■ **TASK TO CARRY OUT**
Bring together all lines of the material below that contain the string "Clear".

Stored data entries
══════
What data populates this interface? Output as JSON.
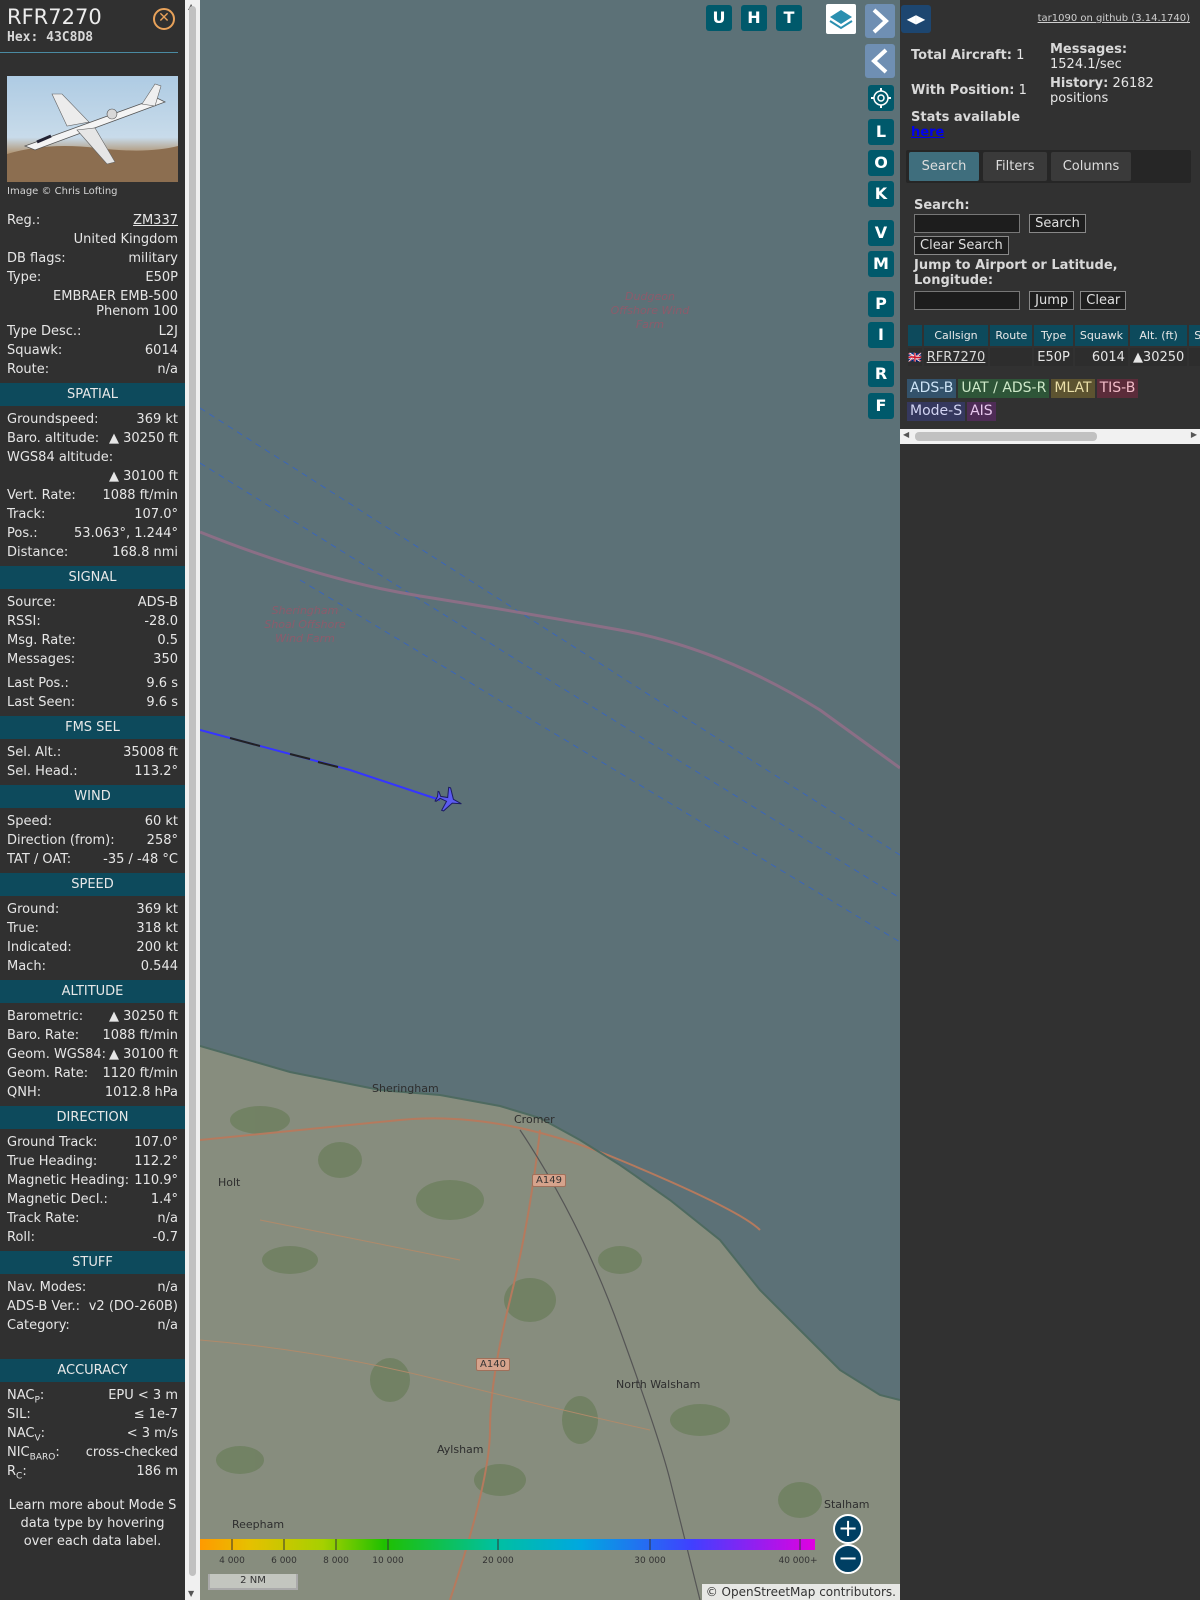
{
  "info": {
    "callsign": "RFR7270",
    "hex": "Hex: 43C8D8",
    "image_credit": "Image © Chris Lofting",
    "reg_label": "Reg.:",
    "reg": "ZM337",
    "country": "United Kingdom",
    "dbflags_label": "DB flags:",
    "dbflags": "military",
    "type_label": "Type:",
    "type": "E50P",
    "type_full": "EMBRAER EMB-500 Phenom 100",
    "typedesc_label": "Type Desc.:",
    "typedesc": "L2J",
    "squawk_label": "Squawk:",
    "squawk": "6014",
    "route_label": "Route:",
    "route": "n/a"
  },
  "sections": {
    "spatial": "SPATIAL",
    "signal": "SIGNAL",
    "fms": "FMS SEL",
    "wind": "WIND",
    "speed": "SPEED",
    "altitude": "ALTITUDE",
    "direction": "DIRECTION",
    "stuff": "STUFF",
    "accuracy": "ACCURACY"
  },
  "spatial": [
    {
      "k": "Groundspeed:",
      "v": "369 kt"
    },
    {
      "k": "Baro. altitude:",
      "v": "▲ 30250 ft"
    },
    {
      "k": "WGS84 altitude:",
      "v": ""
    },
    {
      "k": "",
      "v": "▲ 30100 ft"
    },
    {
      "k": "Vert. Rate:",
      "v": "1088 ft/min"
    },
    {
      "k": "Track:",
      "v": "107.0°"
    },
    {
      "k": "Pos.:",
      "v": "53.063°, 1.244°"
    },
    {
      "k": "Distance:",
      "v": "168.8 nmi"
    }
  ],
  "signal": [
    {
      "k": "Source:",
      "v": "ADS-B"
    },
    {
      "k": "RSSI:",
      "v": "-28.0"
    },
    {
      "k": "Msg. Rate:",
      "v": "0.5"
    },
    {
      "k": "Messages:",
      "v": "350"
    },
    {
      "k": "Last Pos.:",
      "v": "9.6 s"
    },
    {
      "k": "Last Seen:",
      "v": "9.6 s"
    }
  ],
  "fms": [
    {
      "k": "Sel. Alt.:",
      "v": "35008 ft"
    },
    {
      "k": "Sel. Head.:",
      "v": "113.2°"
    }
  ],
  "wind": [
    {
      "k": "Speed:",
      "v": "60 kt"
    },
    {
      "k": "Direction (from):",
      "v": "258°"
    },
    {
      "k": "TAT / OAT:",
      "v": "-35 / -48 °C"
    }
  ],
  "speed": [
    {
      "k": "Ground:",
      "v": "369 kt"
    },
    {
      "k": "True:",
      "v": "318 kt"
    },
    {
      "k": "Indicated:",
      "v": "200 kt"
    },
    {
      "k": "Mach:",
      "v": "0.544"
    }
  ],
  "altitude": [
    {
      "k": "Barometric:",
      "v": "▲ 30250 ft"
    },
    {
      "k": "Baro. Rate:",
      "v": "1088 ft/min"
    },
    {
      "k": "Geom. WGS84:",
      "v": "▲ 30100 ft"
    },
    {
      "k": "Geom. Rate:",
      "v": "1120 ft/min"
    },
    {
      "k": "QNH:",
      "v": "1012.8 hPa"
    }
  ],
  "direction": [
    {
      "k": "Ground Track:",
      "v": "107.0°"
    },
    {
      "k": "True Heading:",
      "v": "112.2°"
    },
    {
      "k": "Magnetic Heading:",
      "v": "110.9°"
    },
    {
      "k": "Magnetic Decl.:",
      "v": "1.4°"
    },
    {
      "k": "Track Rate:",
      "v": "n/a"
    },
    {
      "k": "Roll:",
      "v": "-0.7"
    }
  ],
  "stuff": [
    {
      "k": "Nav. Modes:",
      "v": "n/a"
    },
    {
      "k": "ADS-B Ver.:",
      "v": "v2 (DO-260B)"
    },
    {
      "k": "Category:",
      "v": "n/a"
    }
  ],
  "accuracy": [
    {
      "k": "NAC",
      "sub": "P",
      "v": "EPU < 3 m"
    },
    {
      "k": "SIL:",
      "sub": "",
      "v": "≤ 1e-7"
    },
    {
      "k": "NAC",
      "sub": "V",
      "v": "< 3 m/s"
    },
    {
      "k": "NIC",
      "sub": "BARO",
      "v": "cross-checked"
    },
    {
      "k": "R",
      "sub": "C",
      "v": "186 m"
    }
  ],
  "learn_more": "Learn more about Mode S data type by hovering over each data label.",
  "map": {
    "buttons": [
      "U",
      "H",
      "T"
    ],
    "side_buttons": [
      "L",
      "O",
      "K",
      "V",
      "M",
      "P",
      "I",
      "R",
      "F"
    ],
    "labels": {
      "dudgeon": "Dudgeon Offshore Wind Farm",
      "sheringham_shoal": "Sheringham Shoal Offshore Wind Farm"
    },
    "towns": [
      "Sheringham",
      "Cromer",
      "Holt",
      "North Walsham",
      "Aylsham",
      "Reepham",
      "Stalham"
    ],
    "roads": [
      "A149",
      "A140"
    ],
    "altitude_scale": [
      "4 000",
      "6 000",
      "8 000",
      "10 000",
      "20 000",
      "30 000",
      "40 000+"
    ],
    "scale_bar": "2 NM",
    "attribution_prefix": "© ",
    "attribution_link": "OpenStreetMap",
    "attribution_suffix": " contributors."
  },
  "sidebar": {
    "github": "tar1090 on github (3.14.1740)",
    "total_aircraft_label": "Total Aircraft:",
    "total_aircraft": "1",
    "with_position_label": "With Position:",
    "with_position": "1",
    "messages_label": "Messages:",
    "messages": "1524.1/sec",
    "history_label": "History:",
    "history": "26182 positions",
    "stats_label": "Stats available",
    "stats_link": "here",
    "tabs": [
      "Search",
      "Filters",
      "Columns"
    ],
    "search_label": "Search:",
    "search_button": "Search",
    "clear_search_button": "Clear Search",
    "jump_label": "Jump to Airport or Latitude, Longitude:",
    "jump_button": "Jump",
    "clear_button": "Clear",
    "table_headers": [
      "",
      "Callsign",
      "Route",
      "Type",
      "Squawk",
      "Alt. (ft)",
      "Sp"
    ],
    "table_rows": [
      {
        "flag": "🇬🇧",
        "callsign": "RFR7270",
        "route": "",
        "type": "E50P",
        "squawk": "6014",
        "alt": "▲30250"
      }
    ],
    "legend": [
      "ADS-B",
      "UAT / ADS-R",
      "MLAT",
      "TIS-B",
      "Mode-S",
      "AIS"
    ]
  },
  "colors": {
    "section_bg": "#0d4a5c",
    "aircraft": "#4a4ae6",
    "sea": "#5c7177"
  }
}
══════
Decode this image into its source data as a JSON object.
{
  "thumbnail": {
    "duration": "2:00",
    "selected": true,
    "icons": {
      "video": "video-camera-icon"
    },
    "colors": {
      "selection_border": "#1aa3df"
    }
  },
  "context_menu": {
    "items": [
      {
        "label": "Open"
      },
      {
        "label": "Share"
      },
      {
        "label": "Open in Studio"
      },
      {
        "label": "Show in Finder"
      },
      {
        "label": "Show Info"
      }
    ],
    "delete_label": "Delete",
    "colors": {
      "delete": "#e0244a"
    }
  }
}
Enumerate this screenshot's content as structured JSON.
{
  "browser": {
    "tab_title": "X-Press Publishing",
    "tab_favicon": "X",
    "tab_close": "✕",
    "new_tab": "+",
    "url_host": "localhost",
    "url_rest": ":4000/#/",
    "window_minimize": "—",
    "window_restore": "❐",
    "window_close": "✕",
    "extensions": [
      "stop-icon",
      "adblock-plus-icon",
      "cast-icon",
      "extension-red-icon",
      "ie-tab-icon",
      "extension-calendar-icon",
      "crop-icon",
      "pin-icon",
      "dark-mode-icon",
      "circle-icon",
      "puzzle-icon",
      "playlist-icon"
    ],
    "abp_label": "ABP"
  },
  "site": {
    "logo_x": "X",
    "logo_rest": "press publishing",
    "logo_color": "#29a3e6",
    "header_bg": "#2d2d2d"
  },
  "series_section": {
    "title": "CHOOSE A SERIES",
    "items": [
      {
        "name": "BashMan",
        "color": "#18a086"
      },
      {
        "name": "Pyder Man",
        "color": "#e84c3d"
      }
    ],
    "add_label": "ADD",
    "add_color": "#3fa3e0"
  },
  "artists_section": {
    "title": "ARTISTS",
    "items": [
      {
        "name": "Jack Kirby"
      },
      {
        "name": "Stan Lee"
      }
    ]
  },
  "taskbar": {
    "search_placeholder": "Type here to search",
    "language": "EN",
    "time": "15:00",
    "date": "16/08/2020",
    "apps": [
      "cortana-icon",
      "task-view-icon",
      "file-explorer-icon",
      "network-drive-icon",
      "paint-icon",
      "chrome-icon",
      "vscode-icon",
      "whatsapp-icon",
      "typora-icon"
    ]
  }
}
══════
■ **TASK SOLUTION**
    "clear_search_button": "Clear Search",
    "clear_button": "Clear",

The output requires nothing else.